**WHAT THE TASK REQUIRES**
Scan the entries below. List each line with "this".

**MATERIAL PROVIDED**
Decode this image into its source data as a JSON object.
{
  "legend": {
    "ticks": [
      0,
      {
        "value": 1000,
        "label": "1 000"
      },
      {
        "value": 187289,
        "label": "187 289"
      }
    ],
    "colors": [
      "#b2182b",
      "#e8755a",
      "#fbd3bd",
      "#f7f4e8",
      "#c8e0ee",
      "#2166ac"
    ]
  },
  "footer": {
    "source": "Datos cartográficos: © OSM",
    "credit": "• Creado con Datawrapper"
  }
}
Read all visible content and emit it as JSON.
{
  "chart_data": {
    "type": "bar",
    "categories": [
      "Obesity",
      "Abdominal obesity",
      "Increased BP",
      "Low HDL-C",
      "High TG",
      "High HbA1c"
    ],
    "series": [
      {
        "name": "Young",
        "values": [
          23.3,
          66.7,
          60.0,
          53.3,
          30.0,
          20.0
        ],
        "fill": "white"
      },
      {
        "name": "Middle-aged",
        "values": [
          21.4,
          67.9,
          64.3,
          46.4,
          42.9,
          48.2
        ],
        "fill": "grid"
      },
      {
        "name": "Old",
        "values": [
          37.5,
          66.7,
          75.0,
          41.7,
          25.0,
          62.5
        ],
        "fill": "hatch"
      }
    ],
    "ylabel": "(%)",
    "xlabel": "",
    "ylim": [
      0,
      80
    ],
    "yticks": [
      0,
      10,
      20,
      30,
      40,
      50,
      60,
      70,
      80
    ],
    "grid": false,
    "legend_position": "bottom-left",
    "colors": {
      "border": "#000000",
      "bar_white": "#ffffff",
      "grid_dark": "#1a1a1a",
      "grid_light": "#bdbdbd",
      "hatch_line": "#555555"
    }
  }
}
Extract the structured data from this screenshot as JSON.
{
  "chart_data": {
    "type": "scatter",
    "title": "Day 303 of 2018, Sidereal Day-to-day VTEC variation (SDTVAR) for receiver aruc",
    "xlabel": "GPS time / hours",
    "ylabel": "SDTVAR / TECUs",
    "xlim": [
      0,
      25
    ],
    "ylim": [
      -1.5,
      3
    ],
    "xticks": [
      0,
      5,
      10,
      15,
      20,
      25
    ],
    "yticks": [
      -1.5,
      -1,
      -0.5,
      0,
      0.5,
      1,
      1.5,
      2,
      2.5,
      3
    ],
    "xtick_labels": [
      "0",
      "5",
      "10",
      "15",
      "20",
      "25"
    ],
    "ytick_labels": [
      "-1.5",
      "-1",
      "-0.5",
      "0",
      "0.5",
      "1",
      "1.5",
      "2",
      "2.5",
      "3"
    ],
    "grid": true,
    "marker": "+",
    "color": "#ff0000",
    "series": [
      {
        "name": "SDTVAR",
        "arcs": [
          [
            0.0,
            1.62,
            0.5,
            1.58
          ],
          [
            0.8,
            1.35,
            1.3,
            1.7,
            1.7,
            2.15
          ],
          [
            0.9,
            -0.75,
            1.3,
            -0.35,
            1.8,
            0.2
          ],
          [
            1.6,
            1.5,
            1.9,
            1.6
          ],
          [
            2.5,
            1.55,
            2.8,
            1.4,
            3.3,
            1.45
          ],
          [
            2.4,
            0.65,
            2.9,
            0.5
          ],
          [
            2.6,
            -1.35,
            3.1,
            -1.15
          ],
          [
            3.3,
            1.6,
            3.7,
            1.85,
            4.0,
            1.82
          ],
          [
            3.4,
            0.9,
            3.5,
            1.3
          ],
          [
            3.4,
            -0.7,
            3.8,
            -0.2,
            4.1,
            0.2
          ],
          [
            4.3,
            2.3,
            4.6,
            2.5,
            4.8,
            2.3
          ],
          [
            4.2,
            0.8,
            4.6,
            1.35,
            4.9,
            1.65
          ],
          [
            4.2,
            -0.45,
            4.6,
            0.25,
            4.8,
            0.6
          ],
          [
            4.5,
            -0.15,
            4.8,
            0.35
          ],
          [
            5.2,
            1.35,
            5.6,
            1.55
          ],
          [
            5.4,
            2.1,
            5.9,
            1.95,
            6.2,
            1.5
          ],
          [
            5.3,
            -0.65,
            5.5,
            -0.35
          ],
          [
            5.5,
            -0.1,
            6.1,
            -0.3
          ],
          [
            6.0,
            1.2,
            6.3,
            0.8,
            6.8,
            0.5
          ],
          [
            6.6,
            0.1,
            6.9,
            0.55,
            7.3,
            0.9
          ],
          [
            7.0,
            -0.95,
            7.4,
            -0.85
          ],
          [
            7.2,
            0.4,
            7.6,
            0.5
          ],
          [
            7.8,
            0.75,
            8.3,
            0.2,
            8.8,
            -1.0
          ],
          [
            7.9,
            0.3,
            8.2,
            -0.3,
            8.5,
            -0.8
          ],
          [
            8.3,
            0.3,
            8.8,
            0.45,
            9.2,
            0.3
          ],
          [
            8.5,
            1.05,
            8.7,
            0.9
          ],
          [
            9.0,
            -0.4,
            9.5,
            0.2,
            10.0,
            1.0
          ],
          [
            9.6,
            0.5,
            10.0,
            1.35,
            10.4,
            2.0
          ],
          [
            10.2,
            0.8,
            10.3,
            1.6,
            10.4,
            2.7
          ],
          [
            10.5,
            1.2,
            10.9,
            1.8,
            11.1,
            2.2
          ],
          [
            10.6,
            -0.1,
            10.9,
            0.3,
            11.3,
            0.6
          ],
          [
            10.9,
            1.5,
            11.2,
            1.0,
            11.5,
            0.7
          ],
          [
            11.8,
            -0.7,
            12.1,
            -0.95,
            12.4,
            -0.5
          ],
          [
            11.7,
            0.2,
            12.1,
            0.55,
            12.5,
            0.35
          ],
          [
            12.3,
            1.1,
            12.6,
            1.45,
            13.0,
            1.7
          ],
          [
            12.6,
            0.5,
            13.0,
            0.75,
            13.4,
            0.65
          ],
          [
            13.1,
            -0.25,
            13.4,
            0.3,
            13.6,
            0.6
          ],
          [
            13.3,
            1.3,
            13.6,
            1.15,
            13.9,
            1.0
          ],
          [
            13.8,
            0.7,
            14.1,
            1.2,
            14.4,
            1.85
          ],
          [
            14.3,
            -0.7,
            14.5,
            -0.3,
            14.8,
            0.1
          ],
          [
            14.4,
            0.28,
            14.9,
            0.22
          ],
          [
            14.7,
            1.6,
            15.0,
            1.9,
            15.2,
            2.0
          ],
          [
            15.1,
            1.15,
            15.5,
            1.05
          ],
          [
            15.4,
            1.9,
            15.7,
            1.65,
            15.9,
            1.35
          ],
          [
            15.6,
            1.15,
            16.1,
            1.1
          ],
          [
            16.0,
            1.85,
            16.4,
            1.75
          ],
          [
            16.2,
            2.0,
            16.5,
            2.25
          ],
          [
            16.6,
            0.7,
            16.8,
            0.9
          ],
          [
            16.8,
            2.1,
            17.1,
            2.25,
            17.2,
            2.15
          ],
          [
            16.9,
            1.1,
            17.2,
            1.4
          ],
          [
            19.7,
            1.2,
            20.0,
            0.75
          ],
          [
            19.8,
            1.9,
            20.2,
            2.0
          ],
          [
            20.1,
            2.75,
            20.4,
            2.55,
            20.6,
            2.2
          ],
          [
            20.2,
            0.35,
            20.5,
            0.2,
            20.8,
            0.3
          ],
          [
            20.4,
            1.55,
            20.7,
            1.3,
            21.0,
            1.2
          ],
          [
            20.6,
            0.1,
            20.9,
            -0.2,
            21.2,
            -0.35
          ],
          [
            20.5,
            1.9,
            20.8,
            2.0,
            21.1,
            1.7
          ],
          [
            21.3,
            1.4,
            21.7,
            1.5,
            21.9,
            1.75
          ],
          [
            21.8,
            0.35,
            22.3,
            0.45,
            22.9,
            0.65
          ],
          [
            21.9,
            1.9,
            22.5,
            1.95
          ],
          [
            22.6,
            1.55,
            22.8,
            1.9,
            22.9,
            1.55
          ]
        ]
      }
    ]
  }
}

**FULL OUTPUT**
Decode this image into its source data as a JSON object.
Extract the structured data from this screenshot as JSON.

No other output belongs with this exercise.